— START Exercise data —

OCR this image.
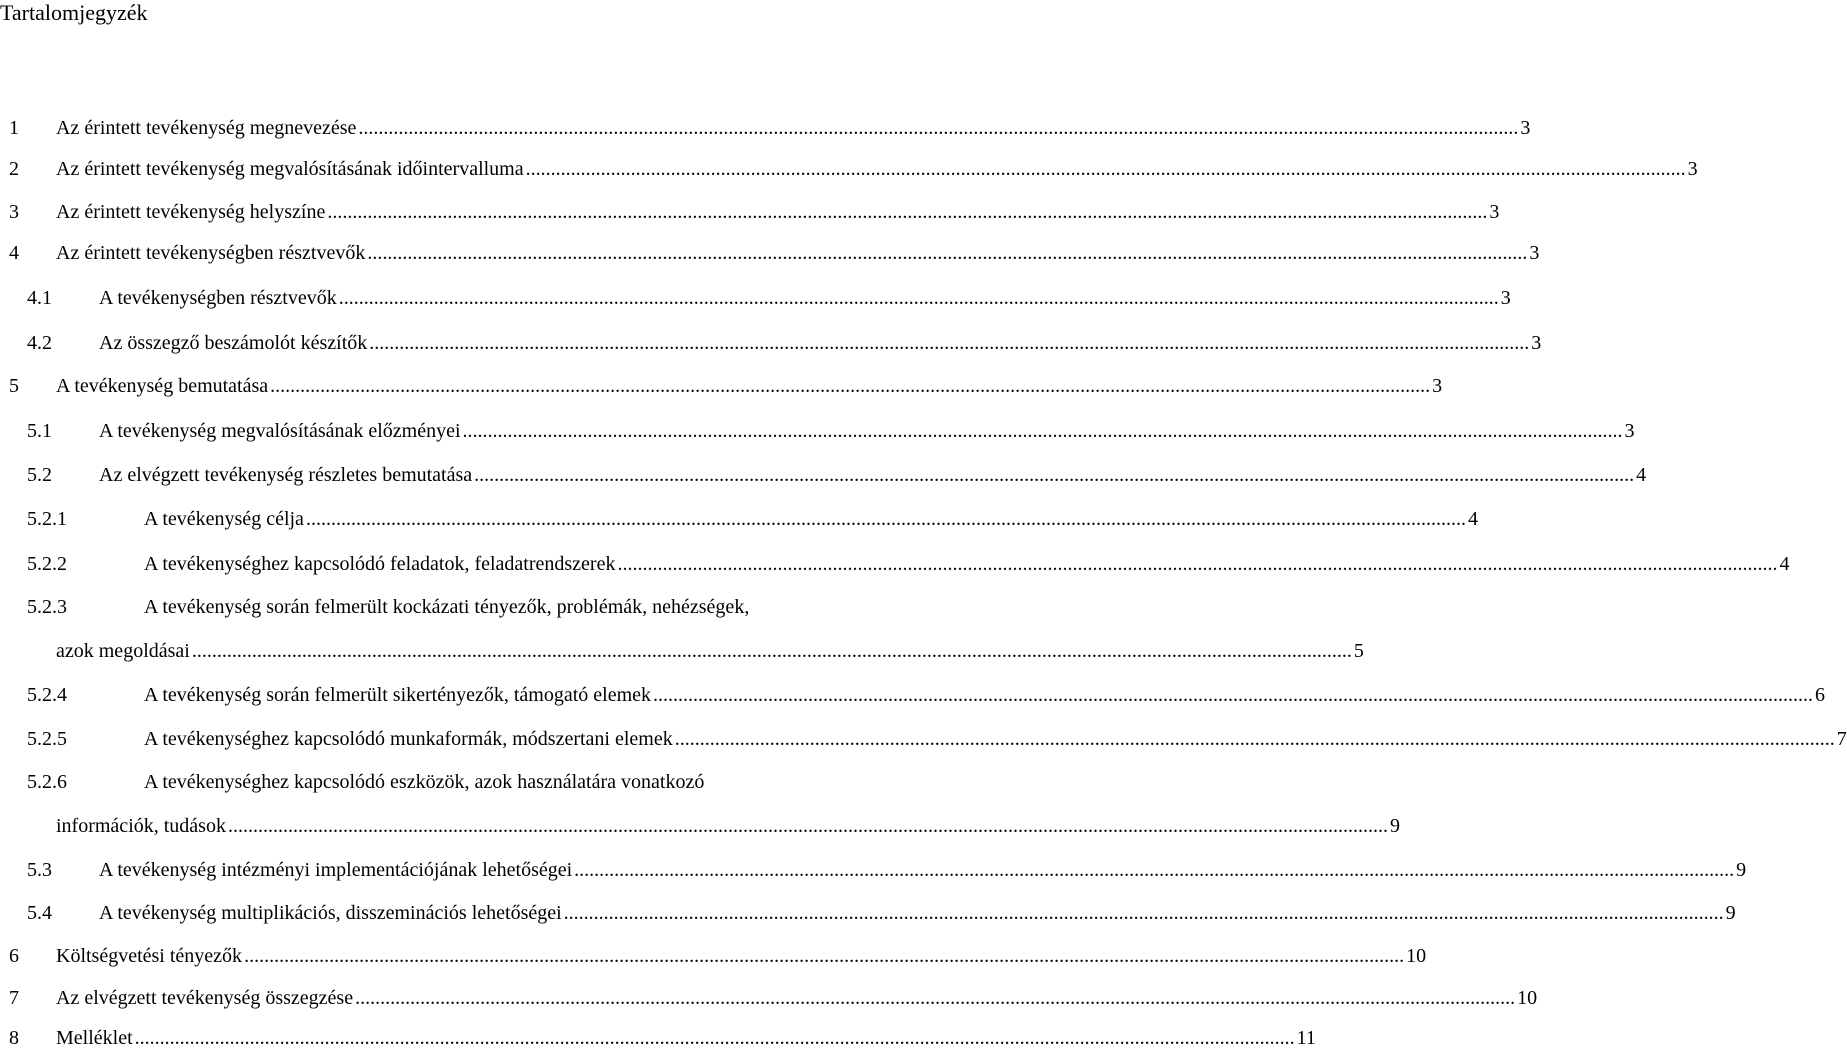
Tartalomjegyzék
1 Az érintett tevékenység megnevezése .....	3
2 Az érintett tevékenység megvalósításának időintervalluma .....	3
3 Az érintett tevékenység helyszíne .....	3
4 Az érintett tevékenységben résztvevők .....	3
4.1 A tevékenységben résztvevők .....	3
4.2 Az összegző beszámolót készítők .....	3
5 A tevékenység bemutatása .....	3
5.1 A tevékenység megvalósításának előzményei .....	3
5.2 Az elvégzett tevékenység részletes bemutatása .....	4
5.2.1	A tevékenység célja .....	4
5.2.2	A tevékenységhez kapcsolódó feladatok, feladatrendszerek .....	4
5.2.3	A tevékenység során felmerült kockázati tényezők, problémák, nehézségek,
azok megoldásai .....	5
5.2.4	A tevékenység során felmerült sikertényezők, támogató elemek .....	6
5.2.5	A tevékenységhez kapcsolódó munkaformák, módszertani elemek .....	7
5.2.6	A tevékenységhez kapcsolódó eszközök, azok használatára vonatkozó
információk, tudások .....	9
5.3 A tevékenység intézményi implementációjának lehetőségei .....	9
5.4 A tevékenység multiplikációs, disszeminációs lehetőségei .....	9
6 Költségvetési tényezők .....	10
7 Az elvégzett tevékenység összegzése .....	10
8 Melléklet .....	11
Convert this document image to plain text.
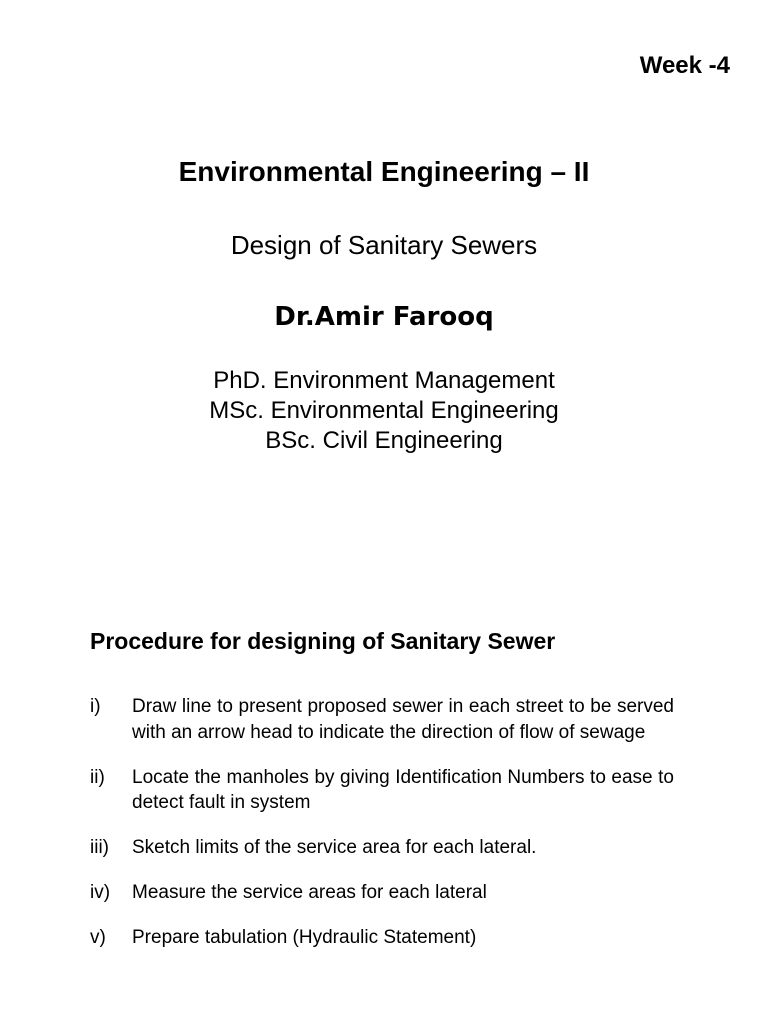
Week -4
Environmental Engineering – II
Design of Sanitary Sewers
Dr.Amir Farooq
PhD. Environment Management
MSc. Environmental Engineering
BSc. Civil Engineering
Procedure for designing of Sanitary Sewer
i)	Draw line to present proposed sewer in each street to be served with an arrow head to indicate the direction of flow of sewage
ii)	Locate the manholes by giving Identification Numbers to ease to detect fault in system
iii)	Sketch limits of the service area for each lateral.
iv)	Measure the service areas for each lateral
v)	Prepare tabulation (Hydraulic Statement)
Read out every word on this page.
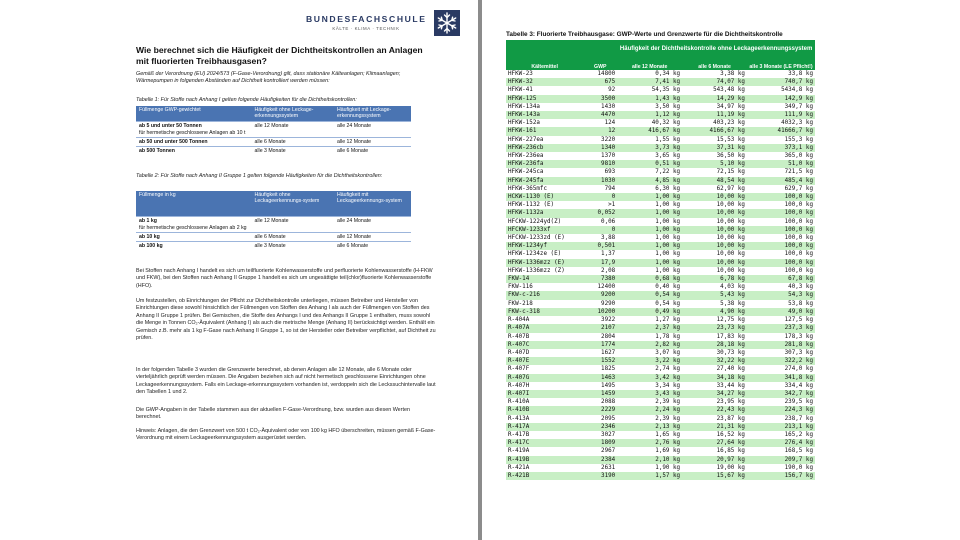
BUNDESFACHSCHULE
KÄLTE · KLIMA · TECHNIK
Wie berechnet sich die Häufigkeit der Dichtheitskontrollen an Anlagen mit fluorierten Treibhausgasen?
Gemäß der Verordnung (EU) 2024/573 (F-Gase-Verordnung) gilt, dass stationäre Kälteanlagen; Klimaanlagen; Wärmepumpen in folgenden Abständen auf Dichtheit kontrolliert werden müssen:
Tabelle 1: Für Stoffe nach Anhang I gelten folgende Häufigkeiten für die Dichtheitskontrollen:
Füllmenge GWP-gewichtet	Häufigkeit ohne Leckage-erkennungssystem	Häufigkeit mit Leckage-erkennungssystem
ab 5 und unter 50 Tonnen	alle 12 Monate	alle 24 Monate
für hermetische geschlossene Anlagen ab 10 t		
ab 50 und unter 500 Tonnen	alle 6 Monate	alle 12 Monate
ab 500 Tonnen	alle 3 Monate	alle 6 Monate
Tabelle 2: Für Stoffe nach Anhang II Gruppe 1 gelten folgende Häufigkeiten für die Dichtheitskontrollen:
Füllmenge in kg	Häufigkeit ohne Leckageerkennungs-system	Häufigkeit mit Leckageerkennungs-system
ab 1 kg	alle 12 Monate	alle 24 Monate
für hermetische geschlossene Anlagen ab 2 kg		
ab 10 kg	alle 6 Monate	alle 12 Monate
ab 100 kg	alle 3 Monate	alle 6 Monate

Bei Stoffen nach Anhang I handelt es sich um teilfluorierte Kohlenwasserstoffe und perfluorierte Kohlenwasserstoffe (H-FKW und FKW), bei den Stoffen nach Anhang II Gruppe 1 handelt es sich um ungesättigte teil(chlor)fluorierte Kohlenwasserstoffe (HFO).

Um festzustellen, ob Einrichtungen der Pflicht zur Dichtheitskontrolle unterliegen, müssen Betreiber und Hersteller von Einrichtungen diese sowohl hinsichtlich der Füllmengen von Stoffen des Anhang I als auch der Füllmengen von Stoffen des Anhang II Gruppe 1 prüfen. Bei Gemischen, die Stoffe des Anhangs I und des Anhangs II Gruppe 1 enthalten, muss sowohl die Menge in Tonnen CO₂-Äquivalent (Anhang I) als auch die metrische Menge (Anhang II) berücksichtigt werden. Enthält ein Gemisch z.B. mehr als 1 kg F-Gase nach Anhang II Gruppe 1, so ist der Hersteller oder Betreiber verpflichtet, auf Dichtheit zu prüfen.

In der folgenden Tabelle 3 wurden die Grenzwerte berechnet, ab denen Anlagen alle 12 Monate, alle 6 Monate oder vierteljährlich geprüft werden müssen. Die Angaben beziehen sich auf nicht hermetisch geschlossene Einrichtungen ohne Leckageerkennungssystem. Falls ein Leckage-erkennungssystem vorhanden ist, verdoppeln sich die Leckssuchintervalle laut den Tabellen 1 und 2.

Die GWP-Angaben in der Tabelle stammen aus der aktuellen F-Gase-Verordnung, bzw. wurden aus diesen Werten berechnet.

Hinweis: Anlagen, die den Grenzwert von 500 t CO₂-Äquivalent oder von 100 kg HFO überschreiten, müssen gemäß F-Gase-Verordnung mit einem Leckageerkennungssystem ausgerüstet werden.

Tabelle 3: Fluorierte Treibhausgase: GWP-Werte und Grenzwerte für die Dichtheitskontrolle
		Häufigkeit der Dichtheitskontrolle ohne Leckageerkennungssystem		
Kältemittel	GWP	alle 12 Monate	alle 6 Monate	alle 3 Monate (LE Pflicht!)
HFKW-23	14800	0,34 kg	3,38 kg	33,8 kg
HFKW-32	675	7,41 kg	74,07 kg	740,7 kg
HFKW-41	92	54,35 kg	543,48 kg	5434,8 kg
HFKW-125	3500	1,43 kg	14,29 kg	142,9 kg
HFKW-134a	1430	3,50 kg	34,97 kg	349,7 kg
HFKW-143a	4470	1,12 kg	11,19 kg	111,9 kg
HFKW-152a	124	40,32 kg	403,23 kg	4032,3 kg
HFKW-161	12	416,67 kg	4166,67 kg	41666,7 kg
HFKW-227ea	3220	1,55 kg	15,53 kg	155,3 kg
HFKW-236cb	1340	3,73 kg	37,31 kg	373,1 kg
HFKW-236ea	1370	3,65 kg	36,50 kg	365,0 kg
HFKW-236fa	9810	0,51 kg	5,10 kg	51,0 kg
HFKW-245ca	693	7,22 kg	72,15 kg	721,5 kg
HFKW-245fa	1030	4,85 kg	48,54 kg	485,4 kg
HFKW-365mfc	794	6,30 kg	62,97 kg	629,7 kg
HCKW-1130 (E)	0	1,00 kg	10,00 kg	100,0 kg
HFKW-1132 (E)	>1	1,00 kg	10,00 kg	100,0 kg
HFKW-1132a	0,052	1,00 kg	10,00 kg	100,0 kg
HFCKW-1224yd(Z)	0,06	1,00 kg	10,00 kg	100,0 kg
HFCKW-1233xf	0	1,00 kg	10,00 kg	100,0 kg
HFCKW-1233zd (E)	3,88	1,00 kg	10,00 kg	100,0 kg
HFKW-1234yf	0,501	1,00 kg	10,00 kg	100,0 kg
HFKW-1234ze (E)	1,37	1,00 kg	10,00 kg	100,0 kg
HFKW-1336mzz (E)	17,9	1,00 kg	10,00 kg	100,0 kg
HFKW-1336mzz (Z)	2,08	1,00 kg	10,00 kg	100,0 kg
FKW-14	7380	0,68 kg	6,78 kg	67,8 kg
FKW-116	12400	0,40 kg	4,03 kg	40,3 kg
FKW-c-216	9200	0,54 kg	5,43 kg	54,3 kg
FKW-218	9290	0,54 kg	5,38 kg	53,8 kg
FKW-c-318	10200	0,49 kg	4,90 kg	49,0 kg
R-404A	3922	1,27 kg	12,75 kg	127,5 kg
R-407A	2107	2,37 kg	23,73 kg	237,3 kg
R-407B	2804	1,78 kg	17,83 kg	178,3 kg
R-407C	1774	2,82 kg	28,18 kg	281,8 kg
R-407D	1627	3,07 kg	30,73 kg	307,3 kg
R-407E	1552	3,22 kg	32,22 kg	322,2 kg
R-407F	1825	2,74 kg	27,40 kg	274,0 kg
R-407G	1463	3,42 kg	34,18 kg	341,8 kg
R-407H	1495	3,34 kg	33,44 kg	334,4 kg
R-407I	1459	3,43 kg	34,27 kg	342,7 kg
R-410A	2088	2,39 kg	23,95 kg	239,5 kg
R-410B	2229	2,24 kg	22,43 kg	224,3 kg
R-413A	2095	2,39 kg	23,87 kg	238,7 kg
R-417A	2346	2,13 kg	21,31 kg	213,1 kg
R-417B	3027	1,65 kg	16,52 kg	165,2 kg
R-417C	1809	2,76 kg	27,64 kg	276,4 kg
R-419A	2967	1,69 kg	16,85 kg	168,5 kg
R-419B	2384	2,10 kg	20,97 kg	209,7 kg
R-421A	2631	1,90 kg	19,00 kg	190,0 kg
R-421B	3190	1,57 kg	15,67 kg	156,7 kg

— END Exercise data —

Collect the lines that hold "Leckageerkennungssystem".

**Completed task**
In der folgenden Tabelle 3 wurden die Grenzwerte berechnet, ab denen Anlagen alle 12 Monate, alle 6 Monate oder vierteljährlich geprüft werden müssen. Die Angaben beziehen sich auf nicht hermetisch geschlossene Einrichtungen ohne Leckageerkennungssystem. Falls ein Leckage-erkennungssystem vorhanden ist, verdoppeln sich die Leckssuchintervalle laut den Tabellen 1 und 2.
Hinweis: Anlagen, die den Grenzwert von 500 t CO₂-Äquivalent oder von 100 kg HFO überschreiten, müssen gemäß F-Gase-Verordnung mit einem Leckageerkennungssystem ausgerüstet werden.
		Häufigkeit der Dichtheitskontrolle ohne Leckageerkennungssystem		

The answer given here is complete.